→ Given entries:
• • • • • • •
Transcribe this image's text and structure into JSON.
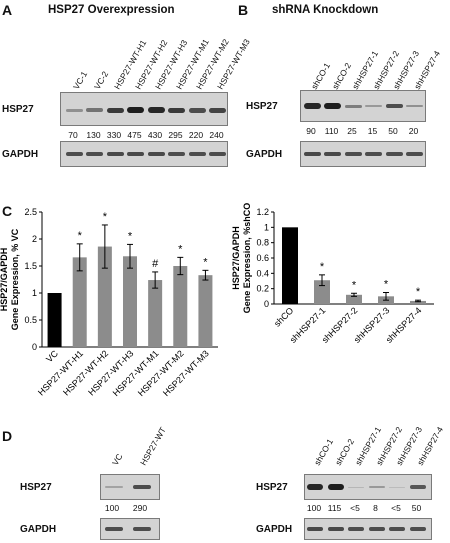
{
  "panels": {
    "A": {
      "letter": "A",
      "title": "HSP27 Overexpression",
      "lanes": [
        "VC-1",
        "VC-2",
        "HSP27-WT-H1",
        "HSP27-WT-H2",
        "HSP27-WT-H3",
        "HSP27-WT-M1",
        "HSP27-WT-M2",
        "HSP27-WT-M3"
      ],
      "protein1": "HSP27",
      "protein2": "GAPDH",
      "quant": [
        "70",
        "130",
        "330",
        "475",
        "430",
        "295",
        "220",
        "240"
      ]
    },
    "B": {
      "letter": "B",
      "title": "shRNA Knockdown",
      "lanes": [
        "shCO-1",
        "shCO-2",
        "shHSP27-1",
        "shHSP27-2",
        "shHSP27-3",
        "shHSP27-4"
      ],
      "protein1": "HSP27",
      "protein2": "GAPDH",
      "quant": [
        "90",
        "110",
        "25",
        "15",
        "50",
        "20"
      ]
    },
    "C": {
      "letter": "C"
    },
    "D": {
      "letter": "D",
      "left": {
        "lanes": [
          "VC",
          "HSP27-WT"
        ],
        "protein1": "HSP27",
        "protein2": "GAPDH",
        "quant": [
          "100",
          "290"
        ]
      },
      "right": {
        "lanes": [
          "shCO-1",
          "shCO-2",
          "shHSP27-1",
          "shHSP27-2",
          "shHSP27-3",
          "shHSP27-4"
        ],
        "protein1": "HSP27",
        "protein2": "GAPDH",
        "quant": [
          "100",
          "115",
          "<5",
          "8",
          "<5",
          "50"
        ]
      }
    }
  },
  "colors": {
    "control_bar": "#000000",
    "treatment_bar": "#8c8c8c"
  },
  "chart_data": [
    {
      "type": "bar",
      "ylabel": "HSP27/GAPDH Gene Expression, % VC",
      "ylim": [
        0,
        2.5
      ],
      "yticks": [
        "0",
        "0.5",
        "1",
        "1.5",
        "2",
        "2.5"
      ],
      "categories": [
        "VC",
        "HSP27-WT-H1",
        "HSP27-WT-H2",
        "HSP27-WT-H3",
        "HSP27-WT-M1",
        "HSP27-WT-M2",
        "HSP27-WT-M3"
      ],
      "values": [
        1.0,
        1.66,
        1.86,
        1.68,
        1.24,
        1.5,
        1.33
      ],
      "errors": [
        0,
        0.25,
        0.4,
        0.22,
        0.15,
        0.16,
        0.09
      ],
      "annotations": [
        "",
        "*",
        "*",
        "*",
        "#",
        "*",
        "*"
      ],
      "bar_colors": [
        "#000000",
        "#8c8c8c",
        "#8c8c8c",
        "#8c8c8c",
        "#8c8c8c",
        "#8c8c8c",
        "#8c8c8c"
      ]
    },
    {
      "type": "bar",
      "ylabel": "HSP27/GAPDH Gene Expression, %shCO",
      "ylim": [
        0,
        1.2
      ],
      "yticks": [
        "0",
        "0.2",
        "0.4",
        "0.6",
        "0.8",
        "1",
        "1.2"
      ],
      "categories": [
        "shCO",
        "shHSP27-1",
        "shHSP27-2",
        "shHSP27-3",
        "shHSP27-4"
      ],
      "values": [
        1.0,
        0.31,
        0.12,
        0.1,
        0.04
      ],
      "errors": [
        0,
        0.07,
        0.02,
        0.05,
        0.01
      ],
      "annotations": [
        "",
        "*",
        "*",
        "*",
        "*"
      ],
      "bar_colors": [
        "#000000",
        "#8c8c8c",
        "#8c8c8c",
        "#8c8c8c",
        "#8c8c8c"
      ]
    }
  ]
}
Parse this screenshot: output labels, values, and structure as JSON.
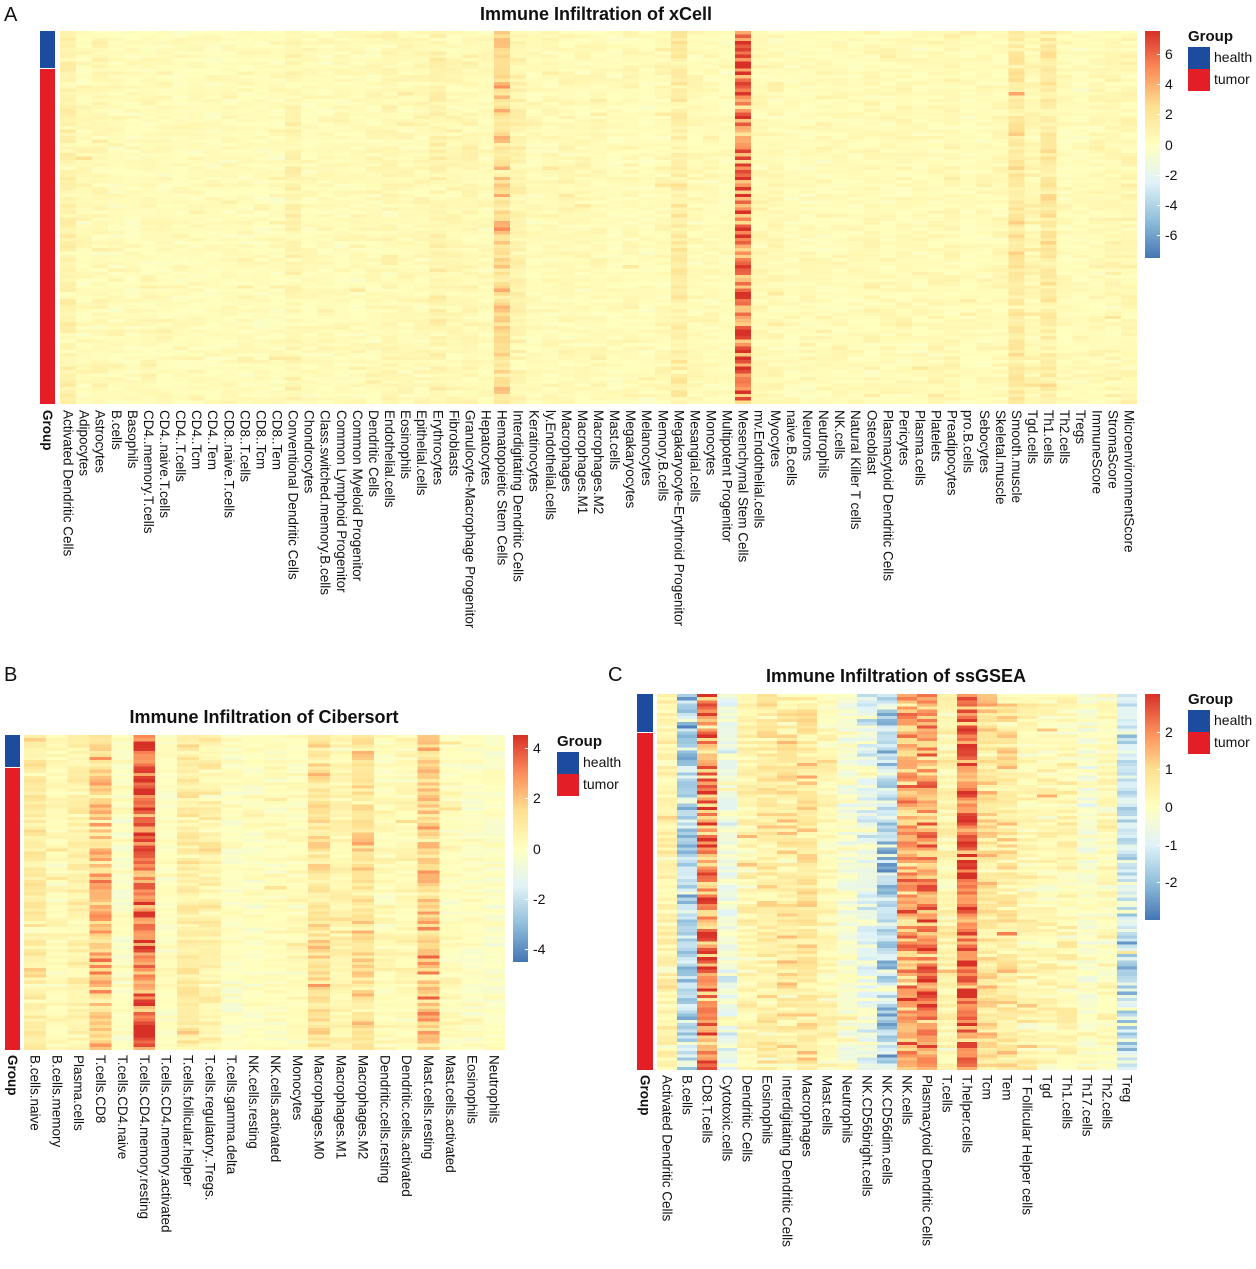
{
  "figure": {
    "panel_letters": [
      "A",
      "B",
      "C"
    ],
    "group_legend": {
      "title": "Group",
      "items": [
        {
          "label": "health",
          "color": "#1d4c9e"
        },
        {
          "label": "tumor",
          "color": "#e41e26"
        }
      ]
    },
    "group_row_label": "Group"
  },
  "chart_data": [
    {
      "type": "heatmap",
      "title": "Immune Infiltration of xCell",
      "colorbar_ticks": [
        6,
        4,
        2,
        0,
        -2,
        -4,
        -6
      ],
      "color_range": [
        -7.5,
        7.5
      ],
      "palette": [
        "#4575B4",
        "#91BFDB",
        "#E0F3F8",
        "#FFFFBF",
        "#FEE090",
        "#FC8D59",
        "#D73027"
      ],
      "health_fraction": 0.1,
      "columns": [
        "Activated Dendritic Cells",
        "Adipocytes",
        "Astrocytes",
        "B.cells",
        "Basophils",
        "CD4..memory.T.cells",
        "CD4..naive.T.cells",
        "CD4..T.cells",
        "CD4..Tcm",
        "CD4..Tem",
        "CD8..naive.T.cells",
        "CD8..T.cells",
        "CD8..Tcm",
        "CD8..Tem",
        "Conventional Dendritic Cells",
        "Chondrocytes",
        "Class.switched.memory.B.cells",
        "Common Lymphoid Progenitor",
        "Common Myeloid Progenitor",
        "Dendritic Cells",
        "Endothelial.cells",
        "Eosinophils",
        "Epithelial.cells",
        "Erythrocytes",
        "Fibroblasts",
        "Granulocyte-Macrophage Progenitor",
        "Hepatocytes",
        "Hematopoietic Stem Cells",
        "Interdigitating Dendritic Cells",
        "Keratinocytes",
        "ly.Endothelial.cells",
        "Macrophages",
        "Macrophages.M1",
        "Macrophages.M2",
        "Mast.cells",
        "Megakaryocytes",
        "Melanocytes",
        "Memory.B.cells",
        "Megakaryocyte-Erythroid Progenitor",
        "Mesangial.cells",
        "Monocytes",
        "Multipotent Progenitor",
        "Mesenchymal Stem Cells",
        "mv.Endothelial.cells",
        "Myocytes",
        "naive.B.cells",
        "Neurons",
        "Neutrophils",
        "NK.cells",
        "Natural Killer T cells",
        "Osteoblast",
        "Plasmacytoid Dendritic Cells",
        "Pericytes",
        "Plasma.cells",
        "Platelets",
        "Preadipocytes",
        "pro.B.cells",
        "Sebocytes",
        "Skeletal.muscle",
        "Smooth.muscle",
        "Tgd.cells",
        "Th1.cells",
        "Th2.cells",
        "Tregs",
        "ImmuneScore",
        "StromaScore",
        "MicroenvironmentScore"
      ],
      "column_means": [
        0.9,
        0.4,
        0.5,
        0.3,
        0.2,
        0.3,
        0.3,
        0.2,
        0.3,
        0.2,
        0.3,
        0.3,
        0.2,
        0.2,
        0.8,
        0.3,
        0.3,
        0.3,
        0.3,
        0.4,
        0.6,
        0.4,
        0.5,
        0.8,
        0.5,
        0.6,
        0.3,
        2.4,
        0.8,
        0.3,
        0.4,
        0.4,
        0.4,
        0.4,
        0.2,
        0.4,
        0.2,
        0.4,
        1.4,
        0.4,
        0.3,
        0.2,
        5.5,
        0.5,
        0.5,
        0.2,
        0.3,
        0.3,
        0.3,
        0.3,
        0.4,
        0.3,
        0.4,
        0.3,
        0.4,
        0.5,
        0.2,
        0.3,
        0.4,
        1.8,
        0.6,
        1.6,
        0.3,
        0.2,
        0.4,
        0.5,
        0.6
      ]
    },
    {
      "type": "heatmap",
      "title": "Immune Infiltration of Cibersort",
      "colorbar_ticks": [
        4,
        2,
        0,
        -2,
        -4
      ],
      "color_range": [
        -4.5,
        4.5
      ],
      "palette": [
        "#4575B4",
        "#91BFDB",
        "#E0F3F8",
        "#FFFFBF",
        "#FEE090",
        "#FC8D59",
        "#D73027"
      ],
      "health_fraction": 0.1,
      "columns": [
        "B.cells.naive",
        "B.cells.memory",
        "Plasma.cells",
        "T.cells.CD8",
        "T.cells.CD4.naive",
        "T.cells.CD4.memory.resting",
        "T.cells.CD4.memory.activated",
        "T.cells.follicular.helper",
        "T.cells.regulatory..Tregs.",
        "T.cells.gamma.delta",
        "NK.cells.resting",
        "NK.cells.activated",
        "Monocytes",
        "Macrophages.M0",
        "Macrophages.M1",
        "Macrophages.M2",
        "Dendritic.cells.resting",
        "Dendritic.cells.activated",
        "Mast.cells.resting",
        "Mast.cells.activated",
        "Eosinophils",
        "Neutrophils"
      ],
      "column_means": [
        0.9,
        0.2,
        0.6,
        1.9,
        -0.1,
        3.4,
        0.0,
        0.8,
        0.6,
        -0.1,
        0.0,
        0.1,
        0.1,
        1.2,
        0.5,
        1.3,
        0.2,
        0.3,
        1.8,
        0.1,
        0.0,
        -0.1
      ]
    },
    {
      "type": "heatmap",
      "title": "Immune Infiltration of ssGSEA",
      "colorbar_ticks": [
        2,
        1,
        0,
        -1,
        -2
      ],
      "color_range": [
        -3,
        3
      ],
      "palette": [
        "#4575B4",
        "#91BFDB",
        "#E0F3F8",
        "#FFFFBF",
        "#FEE090",
        "#FC8D59",
        "#D73027"
      ],
      "health_fraction": 0.1,
      "columns": [
        "Activated Dendritic Cells",
        "B.cells",
        "CD8.T.cells",
        "Cytotoxic.cells",
        "Dendritic Cells",
        "Eosinophils",
        "Interdigitating Dendritic Cells",
        "Macrophages",
        "Mast.cells",
        "Neutrophils",
        "NK.CD56bright.cells",
        "NK.CD56dim.cells",
        "NK.cells",
        "Plasmacytoid Dendritic Cells",
        "T.cells",
        "T.helper.cells",
        "Tcm",
        "Tem",
        "T Follicular Helper cells",
        "Tgd",
        "Th1.cells",
        "Th17.cells",
        "Th2.cells",
        "Treg"
      ],
      "column_means": [
        0.3,
        -1.5,
        2.0,
        -0.5,
        0.3,
        0.6,
        0.6,
        0.7,
        0.2,
        -0.3,
        -0.7,
        -1.5,
        1.6,
        1.8,
        0.3,
        2.3,
        0.8,
        0.7,
        0.3,
        0.2,
        0.3,
        -0.2,
        0.1,
        -1.2
      ]
    }
  ]
}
• • • • • • •
Scan the material line by line and report each one that contains "this".

Transcribe this image's text and structure into JSON.
Parse this screenshot: output labels, values, and structure as JSON.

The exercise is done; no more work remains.